#### Data records:
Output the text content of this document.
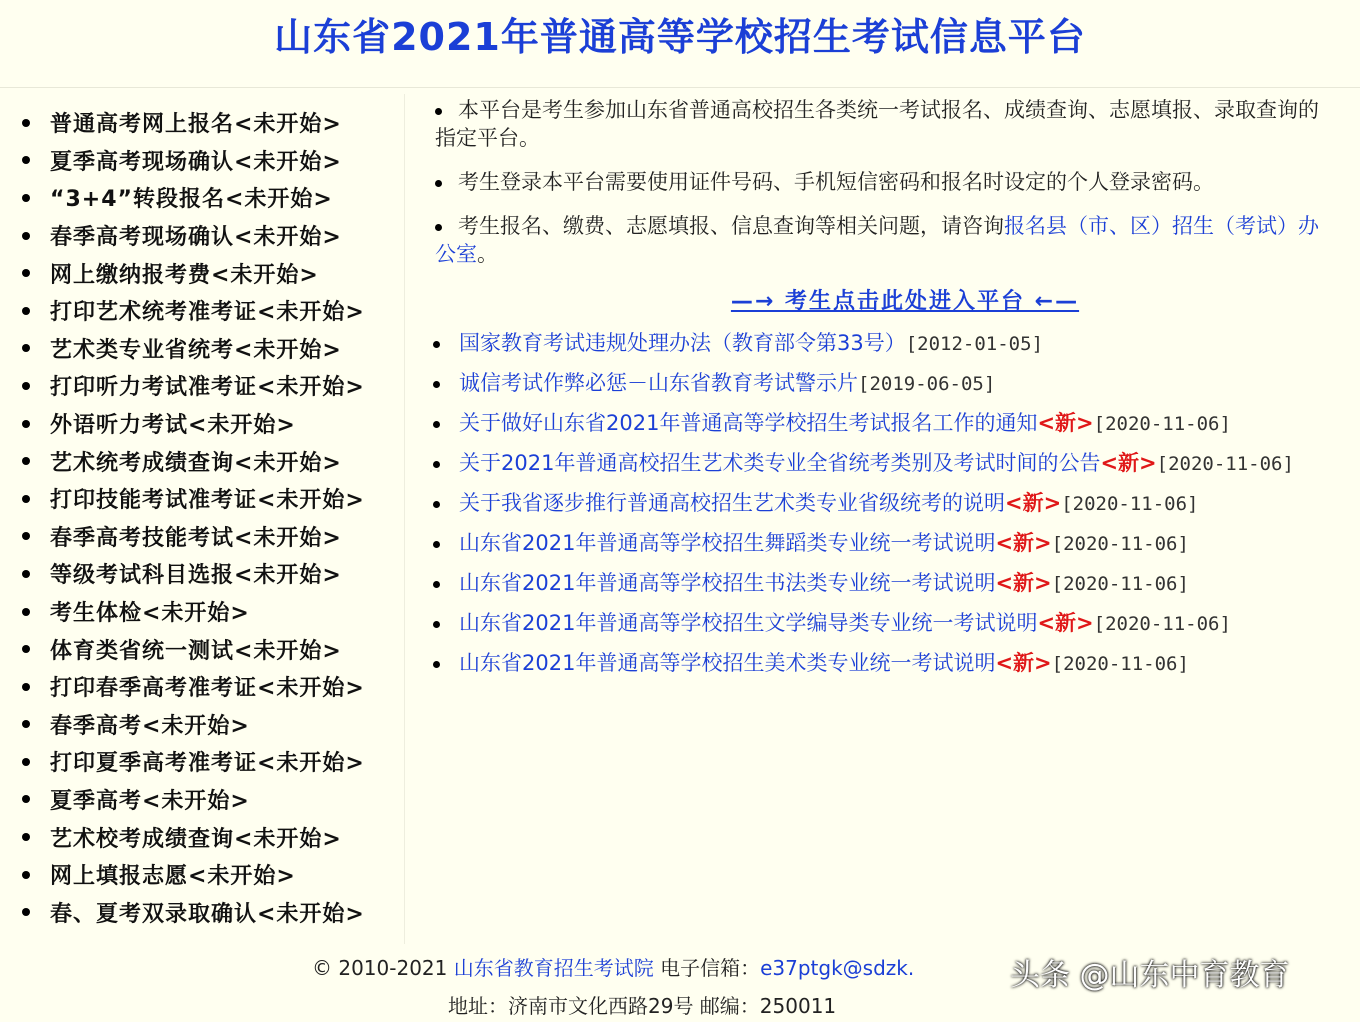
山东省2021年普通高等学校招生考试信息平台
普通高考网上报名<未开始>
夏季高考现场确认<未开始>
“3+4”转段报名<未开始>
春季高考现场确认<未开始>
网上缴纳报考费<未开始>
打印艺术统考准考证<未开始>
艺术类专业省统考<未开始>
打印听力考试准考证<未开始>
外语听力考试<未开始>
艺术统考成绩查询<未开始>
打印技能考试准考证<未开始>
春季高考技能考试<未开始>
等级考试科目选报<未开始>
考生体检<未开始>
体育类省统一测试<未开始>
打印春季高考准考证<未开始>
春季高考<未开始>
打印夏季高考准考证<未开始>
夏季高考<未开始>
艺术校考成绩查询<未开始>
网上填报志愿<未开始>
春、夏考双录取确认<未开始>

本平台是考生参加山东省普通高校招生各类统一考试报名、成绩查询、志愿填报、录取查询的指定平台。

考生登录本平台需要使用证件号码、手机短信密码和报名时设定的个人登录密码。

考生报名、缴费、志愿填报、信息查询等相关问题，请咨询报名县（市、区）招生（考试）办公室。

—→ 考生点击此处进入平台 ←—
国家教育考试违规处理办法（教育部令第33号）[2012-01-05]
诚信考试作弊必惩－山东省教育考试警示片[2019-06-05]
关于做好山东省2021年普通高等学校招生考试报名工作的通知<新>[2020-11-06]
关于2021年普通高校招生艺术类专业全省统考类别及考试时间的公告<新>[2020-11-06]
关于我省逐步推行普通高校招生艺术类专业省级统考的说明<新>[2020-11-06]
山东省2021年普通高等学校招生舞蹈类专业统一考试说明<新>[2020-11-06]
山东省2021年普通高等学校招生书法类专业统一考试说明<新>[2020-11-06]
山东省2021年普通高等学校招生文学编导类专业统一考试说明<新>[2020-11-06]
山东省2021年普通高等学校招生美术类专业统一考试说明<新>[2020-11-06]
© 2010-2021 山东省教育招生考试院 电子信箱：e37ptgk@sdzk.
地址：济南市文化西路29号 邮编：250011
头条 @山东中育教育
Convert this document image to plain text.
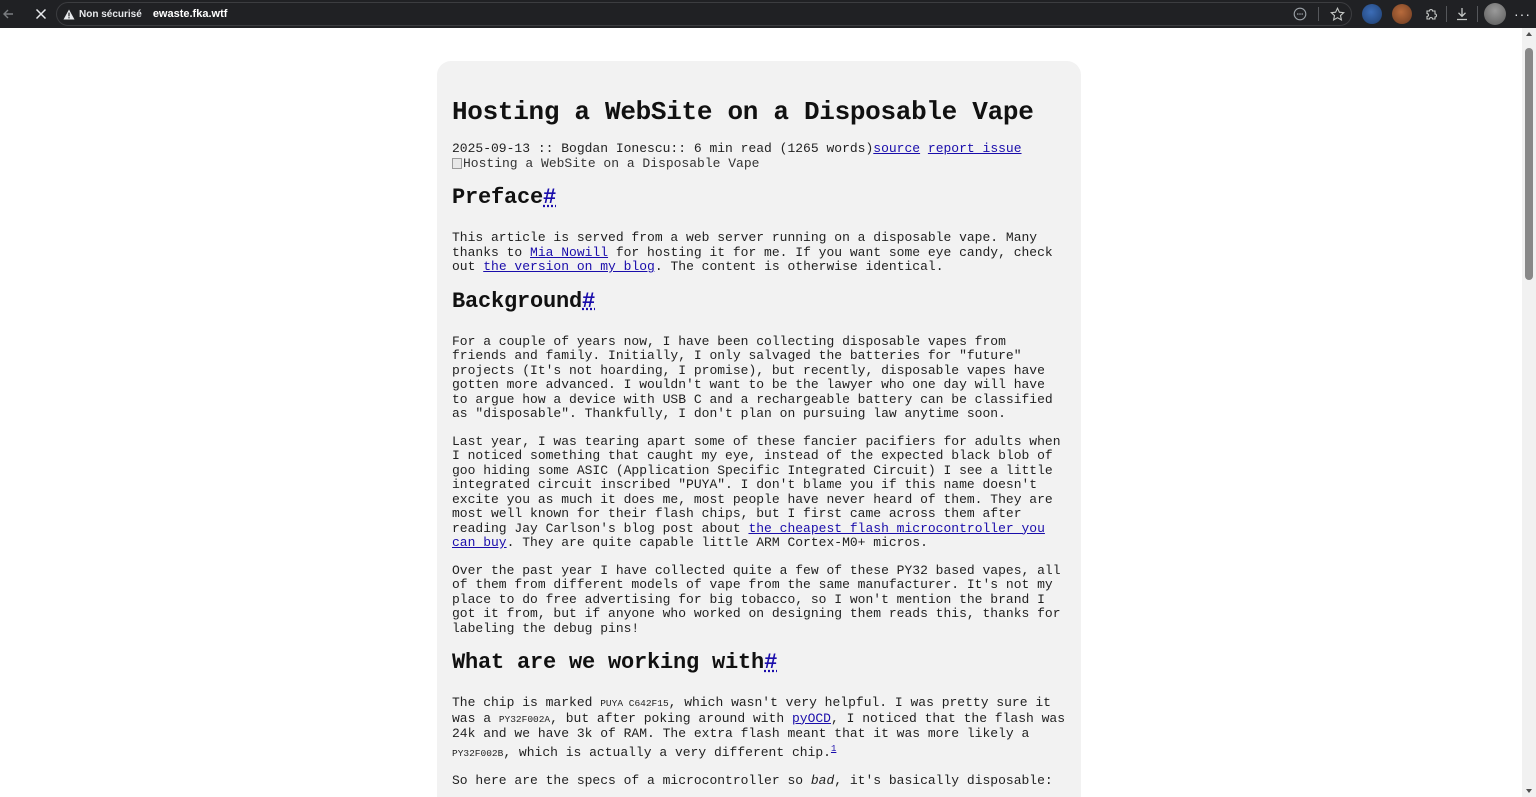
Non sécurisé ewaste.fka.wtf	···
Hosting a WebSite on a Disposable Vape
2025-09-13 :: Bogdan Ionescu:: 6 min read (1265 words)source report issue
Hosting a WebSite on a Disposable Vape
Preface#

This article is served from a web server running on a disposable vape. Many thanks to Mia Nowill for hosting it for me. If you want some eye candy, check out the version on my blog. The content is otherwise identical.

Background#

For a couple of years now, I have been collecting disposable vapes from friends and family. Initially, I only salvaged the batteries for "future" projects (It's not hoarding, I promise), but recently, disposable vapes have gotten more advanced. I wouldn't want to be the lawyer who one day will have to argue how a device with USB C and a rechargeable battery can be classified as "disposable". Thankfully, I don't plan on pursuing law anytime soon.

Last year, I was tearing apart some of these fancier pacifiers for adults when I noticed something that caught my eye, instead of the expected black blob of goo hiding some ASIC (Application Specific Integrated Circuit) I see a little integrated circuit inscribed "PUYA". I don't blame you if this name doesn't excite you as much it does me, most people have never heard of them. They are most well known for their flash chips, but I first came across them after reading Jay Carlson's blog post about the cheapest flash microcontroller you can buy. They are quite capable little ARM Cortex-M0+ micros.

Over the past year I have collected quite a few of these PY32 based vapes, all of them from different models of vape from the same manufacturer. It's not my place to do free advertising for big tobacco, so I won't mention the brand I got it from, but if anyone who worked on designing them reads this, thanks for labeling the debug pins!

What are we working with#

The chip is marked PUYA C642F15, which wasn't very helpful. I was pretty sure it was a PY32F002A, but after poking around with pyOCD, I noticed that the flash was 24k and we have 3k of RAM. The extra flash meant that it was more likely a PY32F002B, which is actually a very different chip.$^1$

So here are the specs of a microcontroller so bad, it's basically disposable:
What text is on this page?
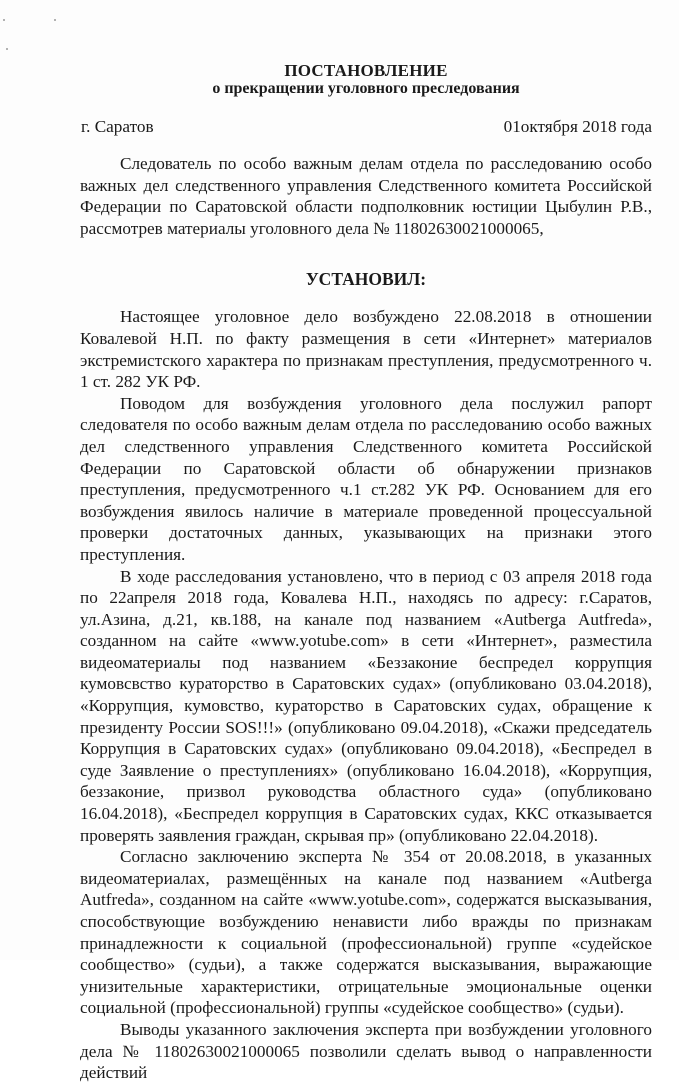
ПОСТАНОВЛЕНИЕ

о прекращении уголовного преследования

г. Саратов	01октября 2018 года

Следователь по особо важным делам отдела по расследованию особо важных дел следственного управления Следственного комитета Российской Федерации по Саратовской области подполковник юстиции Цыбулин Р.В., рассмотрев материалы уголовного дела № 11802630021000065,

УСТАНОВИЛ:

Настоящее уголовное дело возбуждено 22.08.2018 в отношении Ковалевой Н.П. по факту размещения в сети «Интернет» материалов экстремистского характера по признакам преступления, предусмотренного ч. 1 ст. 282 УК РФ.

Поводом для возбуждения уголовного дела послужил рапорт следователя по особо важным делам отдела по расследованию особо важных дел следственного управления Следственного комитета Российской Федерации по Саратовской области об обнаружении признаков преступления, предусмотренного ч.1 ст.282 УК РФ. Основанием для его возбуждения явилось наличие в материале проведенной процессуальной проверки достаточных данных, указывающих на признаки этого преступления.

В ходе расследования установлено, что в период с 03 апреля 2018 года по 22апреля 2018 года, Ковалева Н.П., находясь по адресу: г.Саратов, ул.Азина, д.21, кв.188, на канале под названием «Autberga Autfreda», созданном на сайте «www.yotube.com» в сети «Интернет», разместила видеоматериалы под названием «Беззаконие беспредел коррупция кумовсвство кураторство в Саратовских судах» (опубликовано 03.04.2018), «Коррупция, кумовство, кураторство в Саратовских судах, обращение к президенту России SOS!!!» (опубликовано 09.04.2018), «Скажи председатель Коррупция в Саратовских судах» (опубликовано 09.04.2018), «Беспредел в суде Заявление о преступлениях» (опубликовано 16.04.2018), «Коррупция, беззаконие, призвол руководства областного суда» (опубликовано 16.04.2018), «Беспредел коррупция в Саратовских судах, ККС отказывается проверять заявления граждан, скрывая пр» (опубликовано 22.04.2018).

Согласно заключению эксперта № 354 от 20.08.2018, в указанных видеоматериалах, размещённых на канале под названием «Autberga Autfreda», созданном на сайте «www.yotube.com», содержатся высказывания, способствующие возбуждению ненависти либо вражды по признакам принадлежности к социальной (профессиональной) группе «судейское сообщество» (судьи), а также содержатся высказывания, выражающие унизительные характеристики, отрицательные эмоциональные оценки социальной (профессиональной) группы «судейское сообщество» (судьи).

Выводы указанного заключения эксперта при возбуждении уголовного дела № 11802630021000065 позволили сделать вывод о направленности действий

#### GOAL OF THE EXERCISE:
Omit the pictures and restate the rest of the records verbatim.

#### ANSWER FOR THIS EXERCISE:
Output the text content of this document.
山东省2021年普通高等学校招生考试信息平台
普通高考网上报名<未开始>
夏季高考现场确认<未开始>
“3+4”转段报名<未开始>
春季高考现场确认<未开始>
网上缴纳报考费<未开始>
打印艺术统考准考证<未开始>
艺术类专业省统考<未开始>
打印听力考试准考证<未开始>
外语听力考试<未开始>
艺术统考成绩查询<未开始>
打印技能考试准考证<未开始>
春季高考技能考试<未开始>
等级考试科目选报<未开始>
考生体检<未开始>
体育类省统一测试<未开始>
打印春季高考准考证<未开始>
春季高考<未开始>
打印夏季高考准考证<未开始>
夏季高考<未开始>
艺术校考成绩查询<未开始>
网上填报志愿<未开始>
春、夏考双录取确认<未开始>

本平台是考生参加山东省普通高校招生各类统一考试报名、成绩查询、志愿填报、录取查询的指定平台。

考生登录本平台需要使用证件号码、手机短信密码和报名时设定的个人登录密码。

考生报名、缴费、志愿填报、信息查询等相关问题，请咨询报名县（市、区）招生（考试）办公室。

—→ 考生点击此处进入平台 ←—
国家教育考试违规处理办法（教育部令第33号）[2012-01-05]
诚信考试作弊必惩－山东省教育考试警示片[2019-06-05]
关于做好山东省2021年普通高等学校招生考试报名工作的通知<新>[2020-11-06]
关于2021年普通高校招生艺术类专业全省统考类别及考试时间的公告<新>[2020-11-06]
关于我省逐步推行普通高校招生艺术类专业省级统考的说明<新>[2020-11-06]
山东省2021年普通高等学校招生舞蹈类专业统一考试说明<新>[2020-11-06]
山东省2021年普通高等学校招生书法类专业统一考试说明<新>[2020-11-06]
山东省2021年普通高等学校招生文学编导类专业统一考试说明<新>[2020-11-06]
山东省2021年普通高等学校招生美术类专业统一考试说明<新>[2020-11-06]
© 2010-2021 山东省教育招生考试院 电子信箱：e37ptgk@sdzk.
地址：济南市文化西路29号 邮编：250011
头条 @山东中育教育
Convert this document image to plain text.
Non sécurisé ewaste.fka.wtf	···
Hosting a WebSite on a Disposable Vape
2025-09-13 :: Bogdan Ionescu:: 6 min read (1265 words)source report issue
Hosting a WebSite on a Disposable Vape
Preface#

This article is served from a web server running on a disposable vape. Many thanks to Mia Nowill for hosting it for me. If you want some eye candy, check out the version on my blog. The content is otherwise identical.

Background#

For a couple of years now, I have been collecting disposable vapes from friends and family. Initially, I only salvaged the batteries for "future" projects (It's not hoarding, I promise), but recently, disposable vapes have gotten more advanced. I wouldn't want to be the lawyer who one day will have to argue how a device with USB C and a rechargeable battery can be classified as "disposable". Thankfully, I don't plan on pursuing law anytime soon.

Last year, I was tearing apart some of these fancier pacifiers for adults when I noticed something that caught my eye, instead of the expected black blob of goo hiding some ASIC (Application Specific Integrated Circuit) I see a little integrated circuit inscribed "PUYA". I don't blame you if this name doesn't excite you as much it does me, most people have never heard of them. They are most well known for their flash chips, but I first came across them after reading Jay Carlson's blog post about the cheapest flash microcontroller you can buy. They are quite capable little ARM Cortex-M0+ micros.

Over the past year I have collected quite a few of these PY32 based vapes, all of them from different models of vape from the same manufacturer. It's not my place to do free advertising for big tobacco, so I won't mention the brand I got it from, but if anyone who worked on designing them reads this, thanks for labeling the debug pins!

What are we working with#

The chip is marked PUYA C642F15, which wasn't very helpful. I was pretty sure it was a PY32F002A, but after poking around with pyOCD, I noticed that the flash was 24k and we have 3k of RAM. The extra flash meant that it was more likely a PY32F002B, which is actually a very different chip.$^1$

So here are the specs of a microcontroller so bad, it's basically disposable:
What text is on this page?
ПОСТАНОВЛЕНИЕ

о прекращении уголовного преследования

г. Саратов	01октября 2018 года

Следователь по особо важным делам отдела по расследованию особо важных дел следственного управления Следственного комитета Российской Федерации по Саратовской области подполковник юстиции Цыбулин Р.В., рассмотрев материалы уголовного дела № 11802630021000065,

УСТАНОВИЛ:

Настоящее уголовное дело возбуждено 22.08.2018 в отношении Ковалевой Н.П. по факту размещения в сети «Интернет» материалов экстремистского характера по признакам преступления, предусмотренного ч. 1 ст. 282 УК РФ.

Поводом для возбуждения уголовного дела послужил рапорт следователя по особо важным делам отдела по расследованию особо важных дел следственного управления Следственного комитета Российской Федерации по Саратовской области об обнаружении признаков преступления, предусмотренного ч.1 ст.282 УК РФ. Основанием для его возбуждения явилось наличие в материале проведенной процессуальной проверки достаточных данных, указывающих на признаки этого преступления.

В ходе расследования установлено, что в период с 03 апреля 2018 года по 22апреля 2018 года, Ковалева Н.П., находясь по адресу: г.Саратов, ул.Азина, д.21, кв.188, на канале под названием «Autberga Autfreda», созданном на сайте «www.yotube.com» в сети «Интернет», разместила видеоматериалы под названием «Беззаконие беспредел коррупция кумовсвство кураторство в Саратовских судах» (опубликовано 03.04.2018), «Коррупция, кумовство, кураторство в Саратовских судах, обращение к президенту России SOS!!!» (опубликовано 09.04.2018), «Скажи председатель Коррупция в Саратовских судах» (опубликовано 09.04.2018), «Беспредел в суде Заявление о преступлениях» (опубликовано 16.04.2018), «Коррупция, беззаконие, призвол руководства областного суда» (опубликовано 16.04.2018), «Беспредел коррупция в Саратовских судах, ККС отказывается проверять заявления граждан, скрывая пр» (опубликовано 22.04.2018).

Согласно заключению эксперта № 354 от 20.08.2018, в указанных видеоматериалах, размещённых на канале под названием «Autberga Autfreda», созданном на сайте «www.yotube.com», содержатся высказывания, способствующие возбуждению ненависти либо вражды по признакам принадлежности к социальной (профессиональной) группе «судейское сообщество» (судьи), а также содержатся высказывания, выражающие унизительные характеристики, отрицательные эмоциональные оценки социальной (профессиональной) группы «судейское сообщество» (судьи).

Выводы указанного заключения эксперта при возбуждении уголовного дела № 11802630021000065 позволили сделать вывод о направленности действий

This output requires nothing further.